+++ Source material +++

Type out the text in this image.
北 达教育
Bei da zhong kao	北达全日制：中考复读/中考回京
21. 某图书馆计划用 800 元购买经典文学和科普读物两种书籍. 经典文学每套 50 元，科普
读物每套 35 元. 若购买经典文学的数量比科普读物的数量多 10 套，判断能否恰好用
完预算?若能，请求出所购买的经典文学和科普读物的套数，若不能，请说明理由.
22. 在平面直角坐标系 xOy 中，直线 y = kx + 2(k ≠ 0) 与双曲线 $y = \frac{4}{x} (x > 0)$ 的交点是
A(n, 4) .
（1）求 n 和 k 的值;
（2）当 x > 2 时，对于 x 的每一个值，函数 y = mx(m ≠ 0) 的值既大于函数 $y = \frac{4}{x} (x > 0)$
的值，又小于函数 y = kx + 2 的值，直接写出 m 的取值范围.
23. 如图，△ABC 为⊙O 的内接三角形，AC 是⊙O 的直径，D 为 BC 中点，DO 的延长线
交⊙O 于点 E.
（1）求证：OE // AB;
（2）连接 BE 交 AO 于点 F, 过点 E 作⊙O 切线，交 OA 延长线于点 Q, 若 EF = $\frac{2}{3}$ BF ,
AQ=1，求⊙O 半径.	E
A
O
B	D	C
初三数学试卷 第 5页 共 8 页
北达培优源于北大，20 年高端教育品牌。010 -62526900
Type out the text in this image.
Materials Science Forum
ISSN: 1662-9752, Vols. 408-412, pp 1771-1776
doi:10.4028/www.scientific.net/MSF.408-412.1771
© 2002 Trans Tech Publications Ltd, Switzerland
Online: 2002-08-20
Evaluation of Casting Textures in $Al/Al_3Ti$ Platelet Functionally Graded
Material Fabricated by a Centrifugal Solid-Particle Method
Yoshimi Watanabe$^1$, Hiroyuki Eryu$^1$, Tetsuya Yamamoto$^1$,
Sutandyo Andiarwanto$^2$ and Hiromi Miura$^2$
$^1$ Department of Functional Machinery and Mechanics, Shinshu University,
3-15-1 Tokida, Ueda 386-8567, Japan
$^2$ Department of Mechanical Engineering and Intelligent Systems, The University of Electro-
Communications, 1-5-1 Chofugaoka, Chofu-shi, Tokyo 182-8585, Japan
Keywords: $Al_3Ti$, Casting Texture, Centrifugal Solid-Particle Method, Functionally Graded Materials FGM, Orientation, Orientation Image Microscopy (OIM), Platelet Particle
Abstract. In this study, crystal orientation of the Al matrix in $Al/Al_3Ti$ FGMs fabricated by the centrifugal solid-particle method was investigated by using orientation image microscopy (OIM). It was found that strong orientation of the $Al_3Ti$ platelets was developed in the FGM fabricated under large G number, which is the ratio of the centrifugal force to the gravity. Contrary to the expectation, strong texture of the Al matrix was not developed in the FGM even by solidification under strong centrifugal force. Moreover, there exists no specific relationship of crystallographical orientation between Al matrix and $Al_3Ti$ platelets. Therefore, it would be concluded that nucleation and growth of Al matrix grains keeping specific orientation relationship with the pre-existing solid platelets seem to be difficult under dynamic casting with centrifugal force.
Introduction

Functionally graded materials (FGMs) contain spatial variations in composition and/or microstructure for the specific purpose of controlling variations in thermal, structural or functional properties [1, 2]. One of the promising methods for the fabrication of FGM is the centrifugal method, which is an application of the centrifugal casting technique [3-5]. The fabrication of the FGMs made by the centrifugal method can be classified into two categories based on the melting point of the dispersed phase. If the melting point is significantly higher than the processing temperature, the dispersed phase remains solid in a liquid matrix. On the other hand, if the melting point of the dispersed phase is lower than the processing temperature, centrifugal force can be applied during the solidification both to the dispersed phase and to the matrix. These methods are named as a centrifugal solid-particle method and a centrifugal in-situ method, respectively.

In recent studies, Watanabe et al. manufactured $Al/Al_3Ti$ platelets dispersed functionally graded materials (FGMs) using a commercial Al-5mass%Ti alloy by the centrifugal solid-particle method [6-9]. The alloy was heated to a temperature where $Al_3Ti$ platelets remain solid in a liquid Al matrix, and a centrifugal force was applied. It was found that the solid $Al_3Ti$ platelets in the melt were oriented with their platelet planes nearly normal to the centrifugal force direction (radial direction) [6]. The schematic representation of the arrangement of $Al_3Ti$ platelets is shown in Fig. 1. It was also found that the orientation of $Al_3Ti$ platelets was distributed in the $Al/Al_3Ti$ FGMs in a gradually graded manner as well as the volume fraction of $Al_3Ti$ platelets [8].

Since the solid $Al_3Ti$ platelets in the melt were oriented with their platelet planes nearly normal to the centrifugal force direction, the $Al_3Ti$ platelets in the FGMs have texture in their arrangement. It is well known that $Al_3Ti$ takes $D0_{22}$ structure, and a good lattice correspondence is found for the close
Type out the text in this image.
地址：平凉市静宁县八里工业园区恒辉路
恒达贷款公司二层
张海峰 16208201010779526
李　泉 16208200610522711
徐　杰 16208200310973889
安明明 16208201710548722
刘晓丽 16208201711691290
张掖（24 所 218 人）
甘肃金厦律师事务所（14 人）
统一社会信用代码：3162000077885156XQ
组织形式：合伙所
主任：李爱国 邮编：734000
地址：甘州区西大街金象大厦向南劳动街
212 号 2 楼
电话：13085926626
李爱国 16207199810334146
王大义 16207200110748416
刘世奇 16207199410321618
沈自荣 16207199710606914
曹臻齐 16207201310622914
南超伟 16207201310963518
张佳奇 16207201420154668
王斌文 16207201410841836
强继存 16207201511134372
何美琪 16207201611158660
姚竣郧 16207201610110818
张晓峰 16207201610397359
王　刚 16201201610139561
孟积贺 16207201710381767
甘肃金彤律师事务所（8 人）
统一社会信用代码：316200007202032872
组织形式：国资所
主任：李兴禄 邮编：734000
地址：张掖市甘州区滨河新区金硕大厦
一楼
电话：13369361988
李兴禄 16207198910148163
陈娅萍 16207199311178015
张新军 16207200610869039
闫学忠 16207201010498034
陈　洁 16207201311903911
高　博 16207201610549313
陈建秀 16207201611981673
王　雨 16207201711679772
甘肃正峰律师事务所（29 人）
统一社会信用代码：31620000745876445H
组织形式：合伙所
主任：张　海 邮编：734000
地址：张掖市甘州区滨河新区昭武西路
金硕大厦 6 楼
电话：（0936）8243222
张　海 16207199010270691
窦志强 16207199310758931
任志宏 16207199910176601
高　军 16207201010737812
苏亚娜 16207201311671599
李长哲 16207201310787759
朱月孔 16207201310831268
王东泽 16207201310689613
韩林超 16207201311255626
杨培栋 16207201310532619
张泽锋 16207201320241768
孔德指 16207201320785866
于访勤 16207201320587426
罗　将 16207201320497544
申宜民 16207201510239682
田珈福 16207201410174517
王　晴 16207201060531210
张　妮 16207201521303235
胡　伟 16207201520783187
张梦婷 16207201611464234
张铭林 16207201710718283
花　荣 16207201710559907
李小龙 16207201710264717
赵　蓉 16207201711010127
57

+++

Exercise instructions:
Report only how many lines in the entries contain "University".

Written answer:
2